AIM: Locate the lines where "заболевания" occurs and copy them as they stand.

RECORDED INFORMATION:

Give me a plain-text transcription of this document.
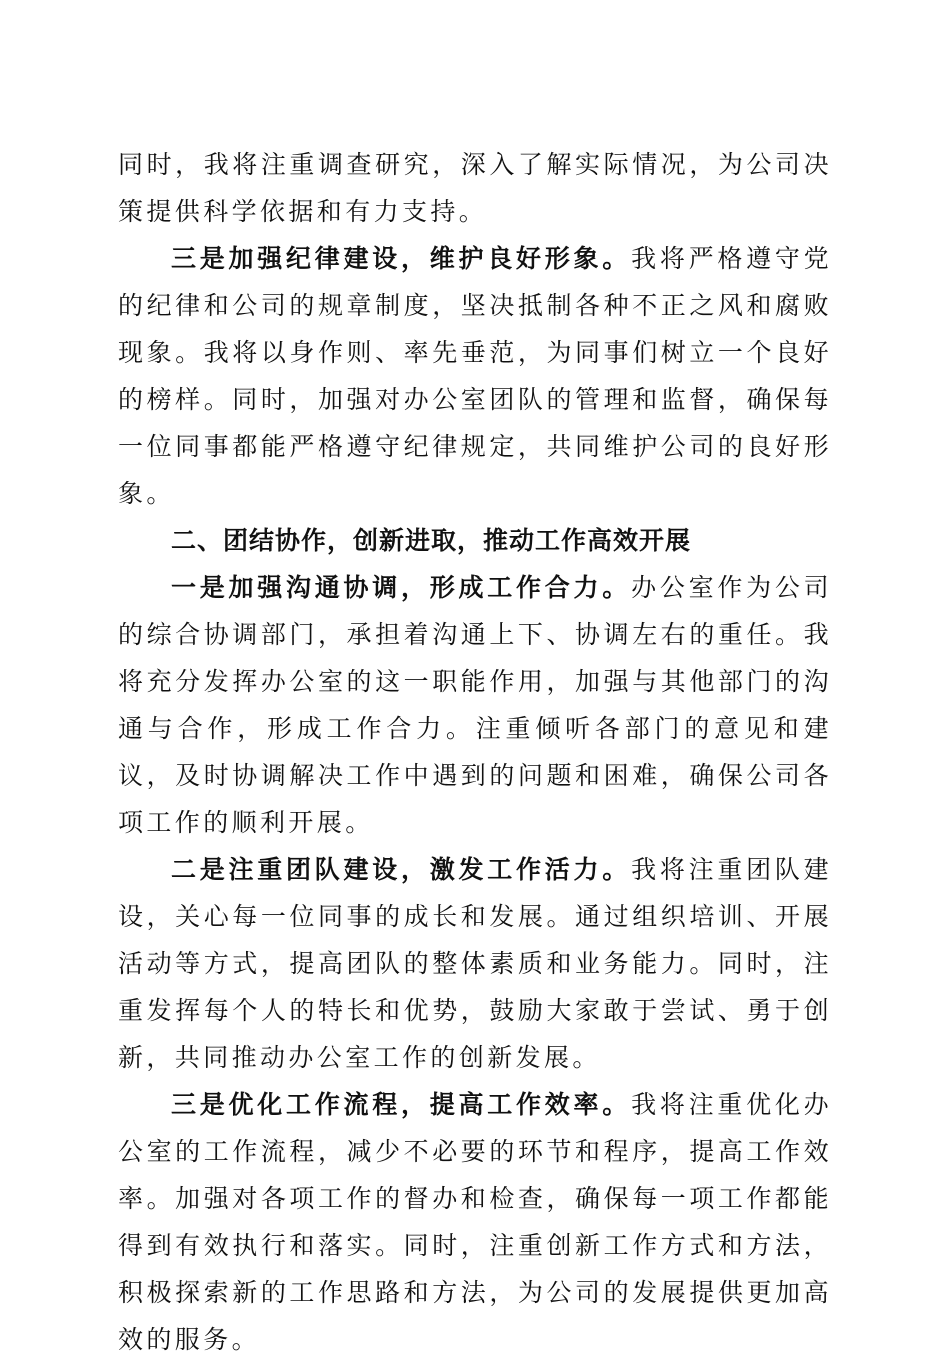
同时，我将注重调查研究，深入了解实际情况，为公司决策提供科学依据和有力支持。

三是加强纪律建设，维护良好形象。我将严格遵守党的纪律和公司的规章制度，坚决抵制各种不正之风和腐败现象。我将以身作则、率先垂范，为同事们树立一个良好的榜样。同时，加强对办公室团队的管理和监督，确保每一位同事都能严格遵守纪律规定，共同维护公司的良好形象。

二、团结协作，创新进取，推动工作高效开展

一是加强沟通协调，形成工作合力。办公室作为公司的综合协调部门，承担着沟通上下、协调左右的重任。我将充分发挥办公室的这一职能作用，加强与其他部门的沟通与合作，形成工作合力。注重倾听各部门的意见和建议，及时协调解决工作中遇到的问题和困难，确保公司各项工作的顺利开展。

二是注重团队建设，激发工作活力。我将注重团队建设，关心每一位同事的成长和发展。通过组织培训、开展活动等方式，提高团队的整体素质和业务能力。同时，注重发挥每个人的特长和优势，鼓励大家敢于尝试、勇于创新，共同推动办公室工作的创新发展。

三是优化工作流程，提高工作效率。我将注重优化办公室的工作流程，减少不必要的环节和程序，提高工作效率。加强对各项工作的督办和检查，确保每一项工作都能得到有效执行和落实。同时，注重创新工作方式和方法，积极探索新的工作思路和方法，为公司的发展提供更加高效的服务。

--

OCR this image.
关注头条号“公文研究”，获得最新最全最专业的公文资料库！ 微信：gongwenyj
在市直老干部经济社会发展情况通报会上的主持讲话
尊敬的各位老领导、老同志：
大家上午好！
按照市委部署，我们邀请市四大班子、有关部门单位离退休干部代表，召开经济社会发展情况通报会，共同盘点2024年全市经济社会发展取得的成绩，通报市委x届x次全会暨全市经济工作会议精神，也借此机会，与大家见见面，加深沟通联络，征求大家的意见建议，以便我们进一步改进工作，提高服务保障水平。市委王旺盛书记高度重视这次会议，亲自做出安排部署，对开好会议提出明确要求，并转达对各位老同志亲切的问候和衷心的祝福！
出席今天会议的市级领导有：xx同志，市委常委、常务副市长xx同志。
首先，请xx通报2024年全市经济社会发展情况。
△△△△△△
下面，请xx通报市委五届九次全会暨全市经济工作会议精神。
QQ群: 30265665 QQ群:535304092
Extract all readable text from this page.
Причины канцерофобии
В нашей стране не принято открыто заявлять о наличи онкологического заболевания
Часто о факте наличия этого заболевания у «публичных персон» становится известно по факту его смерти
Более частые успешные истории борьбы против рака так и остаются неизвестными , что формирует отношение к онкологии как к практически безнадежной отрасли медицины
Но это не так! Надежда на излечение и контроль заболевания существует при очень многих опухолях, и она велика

EXPECTED ANSWER:
В нашей стране не принято открыто заявлять о наличи онкологического заболевания
Часто о факте наличия этого заболевания у «публичных персон» становится известно по факту его смерти
Но это не так! Надежда на излечение и контроль заболевания существует при очень многих опухолях, и она велика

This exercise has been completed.